PROBLEM REQUIREMENTS: Locate each line holding the string "бюджетам" and copy it.

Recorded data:
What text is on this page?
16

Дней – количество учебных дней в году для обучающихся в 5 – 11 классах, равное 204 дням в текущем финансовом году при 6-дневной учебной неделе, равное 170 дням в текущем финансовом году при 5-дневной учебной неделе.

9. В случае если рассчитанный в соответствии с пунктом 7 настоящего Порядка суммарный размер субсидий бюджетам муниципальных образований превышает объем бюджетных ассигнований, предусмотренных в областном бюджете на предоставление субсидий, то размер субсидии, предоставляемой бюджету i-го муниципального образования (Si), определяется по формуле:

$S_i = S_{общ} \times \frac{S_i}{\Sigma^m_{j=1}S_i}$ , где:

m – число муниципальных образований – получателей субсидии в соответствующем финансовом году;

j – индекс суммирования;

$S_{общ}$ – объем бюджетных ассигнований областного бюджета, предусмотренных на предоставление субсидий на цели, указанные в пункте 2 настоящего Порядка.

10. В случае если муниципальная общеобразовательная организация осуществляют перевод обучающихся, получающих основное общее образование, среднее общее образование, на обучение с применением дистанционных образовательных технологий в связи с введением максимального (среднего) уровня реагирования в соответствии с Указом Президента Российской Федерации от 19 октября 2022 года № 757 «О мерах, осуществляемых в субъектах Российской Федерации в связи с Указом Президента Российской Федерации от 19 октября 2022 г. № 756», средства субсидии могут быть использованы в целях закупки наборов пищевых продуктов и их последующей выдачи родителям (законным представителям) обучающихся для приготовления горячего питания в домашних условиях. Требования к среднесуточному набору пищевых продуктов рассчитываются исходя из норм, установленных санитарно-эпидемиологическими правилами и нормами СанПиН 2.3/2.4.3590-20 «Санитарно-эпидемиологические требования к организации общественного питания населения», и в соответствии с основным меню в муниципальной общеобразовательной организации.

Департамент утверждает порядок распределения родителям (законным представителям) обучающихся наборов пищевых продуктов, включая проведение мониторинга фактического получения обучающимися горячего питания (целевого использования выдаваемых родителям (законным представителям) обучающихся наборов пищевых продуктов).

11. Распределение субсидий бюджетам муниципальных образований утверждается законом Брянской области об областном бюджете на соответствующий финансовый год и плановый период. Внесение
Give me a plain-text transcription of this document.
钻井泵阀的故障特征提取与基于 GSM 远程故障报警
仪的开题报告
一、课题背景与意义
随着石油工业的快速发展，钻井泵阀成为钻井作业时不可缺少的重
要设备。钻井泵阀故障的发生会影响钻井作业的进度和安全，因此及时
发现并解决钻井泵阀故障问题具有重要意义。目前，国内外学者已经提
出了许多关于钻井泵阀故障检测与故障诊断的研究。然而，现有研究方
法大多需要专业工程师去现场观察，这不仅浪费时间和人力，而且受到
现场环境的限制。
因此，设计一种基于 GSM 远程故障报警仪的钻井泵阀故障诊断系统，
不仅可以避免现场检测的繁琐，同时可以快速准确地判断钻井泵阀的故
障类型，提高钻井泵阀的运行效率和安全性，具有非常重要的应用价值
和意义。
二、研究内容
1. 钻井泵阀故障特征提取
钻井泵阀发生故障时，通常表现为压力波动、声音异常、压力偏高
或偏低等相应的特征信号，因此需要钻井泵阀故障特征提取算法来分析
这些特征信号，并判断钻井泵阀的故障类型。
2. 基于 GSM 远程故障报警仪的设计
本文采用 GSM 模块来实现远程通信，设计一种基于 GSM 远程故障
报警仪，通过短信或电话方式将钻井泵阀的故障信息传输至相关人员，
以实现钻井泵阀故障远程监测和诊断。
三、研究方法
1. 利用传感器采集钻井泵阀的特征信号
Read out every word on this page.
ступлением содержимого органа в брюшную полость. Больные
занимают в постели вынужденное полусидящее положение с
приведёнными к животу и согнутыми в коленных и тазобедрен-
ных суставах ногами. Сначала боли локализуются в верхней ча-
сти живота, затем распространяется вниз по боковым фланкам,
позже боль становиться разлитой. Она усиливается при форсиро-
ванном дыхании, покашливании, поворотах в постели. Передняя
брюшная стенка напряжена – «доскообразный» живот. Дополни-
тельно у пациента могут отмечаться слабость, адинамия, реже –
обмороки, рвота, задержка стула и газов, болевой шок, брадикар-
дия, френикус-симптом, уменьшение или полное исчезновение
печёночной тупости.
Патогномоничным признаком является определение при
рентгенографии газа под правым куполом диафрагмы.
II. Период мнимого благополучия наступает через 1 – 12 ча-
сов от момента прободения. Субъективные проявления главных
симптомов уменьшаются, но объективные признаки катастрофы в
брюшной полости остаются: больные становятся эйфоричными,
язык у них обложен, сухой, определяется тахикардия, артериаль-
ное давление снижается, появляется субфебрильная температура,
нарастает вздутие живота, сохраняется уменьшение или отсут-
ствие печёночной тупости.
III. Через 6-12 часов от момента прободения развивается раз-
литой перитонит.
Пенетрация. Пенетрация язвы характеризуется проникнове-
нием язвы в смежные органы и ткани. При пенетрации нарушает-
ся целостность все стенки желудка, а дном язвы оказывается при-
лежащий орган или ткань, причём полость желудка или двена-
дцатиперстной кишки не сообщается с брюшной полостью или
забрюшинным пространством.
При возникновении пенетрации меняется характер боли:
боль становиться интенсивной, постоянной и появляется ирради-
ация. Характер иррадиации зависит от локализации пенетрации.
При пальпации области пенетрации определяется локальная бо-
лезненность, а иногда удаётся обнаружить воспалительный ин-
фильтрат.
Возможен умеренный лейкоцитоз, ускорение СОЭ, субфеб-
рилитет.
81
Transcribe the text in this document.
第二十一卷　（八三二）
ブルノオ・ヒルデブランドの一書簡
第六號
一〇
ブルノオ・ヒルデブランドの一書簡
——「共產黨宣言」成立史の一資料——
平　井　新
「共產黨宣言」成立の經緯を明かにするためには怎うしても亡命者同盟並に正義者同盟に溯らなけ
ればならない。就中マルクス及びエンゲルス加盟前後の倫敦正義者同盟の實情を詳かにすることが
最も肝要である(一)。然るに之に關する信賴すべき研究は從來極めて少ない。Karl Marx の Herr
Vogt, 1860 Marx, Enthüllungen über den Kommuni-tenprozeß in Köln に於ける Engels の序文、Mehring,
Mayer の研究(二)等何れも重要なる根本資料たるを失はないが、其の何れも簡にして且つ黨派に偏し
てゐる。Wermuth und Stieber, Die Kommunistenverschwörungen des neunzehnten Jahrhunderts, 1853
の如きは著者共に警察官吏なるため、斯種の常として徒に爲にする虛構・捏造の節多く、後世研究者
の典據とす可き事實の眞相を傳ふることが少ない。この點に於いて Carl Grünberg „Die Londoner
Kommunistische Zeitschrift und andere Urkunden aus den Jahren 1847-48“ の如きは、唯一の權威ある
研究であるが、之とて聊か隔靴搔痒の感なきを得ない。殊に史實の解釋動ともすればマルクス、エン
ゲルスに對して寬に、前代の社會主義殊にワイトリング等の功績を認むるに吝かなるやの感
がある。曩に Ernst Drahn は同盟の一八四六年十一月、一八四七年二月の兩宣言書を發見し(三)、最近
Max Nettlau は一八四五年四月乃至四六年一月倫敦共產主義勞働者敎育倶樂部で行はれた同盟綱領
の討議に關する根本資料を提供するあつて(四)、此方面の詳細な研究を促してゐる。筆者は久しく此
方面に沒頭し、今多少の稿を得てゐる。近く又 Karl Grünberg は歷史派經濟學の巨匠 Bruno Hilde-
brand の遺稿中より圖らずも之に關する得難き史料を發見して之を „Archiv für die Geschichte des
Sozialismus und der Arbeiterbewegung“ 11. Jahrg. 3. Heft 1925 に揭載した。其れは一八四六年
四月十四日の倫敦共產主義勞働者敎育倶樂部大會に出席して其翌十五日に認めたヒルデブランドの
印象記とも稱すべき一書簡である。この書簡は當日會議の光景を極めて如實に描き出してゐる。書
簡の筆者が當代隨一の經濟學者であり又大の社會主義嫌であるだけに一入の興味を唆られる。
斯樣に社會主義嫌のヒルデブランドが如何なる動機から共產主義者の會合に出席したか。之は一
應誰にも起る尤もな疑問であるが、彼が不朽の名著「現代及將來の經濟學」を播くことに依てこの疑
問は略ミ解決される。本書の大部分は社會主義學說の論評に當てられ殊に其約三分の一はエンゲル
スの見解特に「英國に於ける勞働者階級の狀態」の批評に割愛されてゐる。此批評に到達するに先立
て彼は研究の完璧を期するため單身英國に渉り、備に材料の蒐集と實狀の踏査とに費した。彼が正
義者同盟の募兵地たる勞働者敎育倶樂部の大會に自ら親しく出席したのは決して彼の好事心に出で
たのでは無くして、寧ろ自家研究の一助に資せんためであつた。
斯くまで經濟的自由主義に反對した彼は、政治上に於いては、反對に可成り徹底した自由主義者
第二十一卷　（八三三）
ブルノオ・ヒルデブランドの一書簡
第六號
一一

EXPECTED ANSWER:
9. В случае если рассчитанный в соответствии с пунктом 7 настоящего Порядка суммарный размер субсидий бюджетам муниципальных образований превышает объем бюджетных ассигнований, предусмотренных в областном бюджете на предоставление субсидий, то размер субсидии, предоставляемой бюджету i-го муниципального образования (Si), определяется по формуле:
11. Распределение субсидий бюджетам муниципальных образований утверждается законом Брянской области об областном бюджете на соответствующий финансовый год и плановый период. Внесение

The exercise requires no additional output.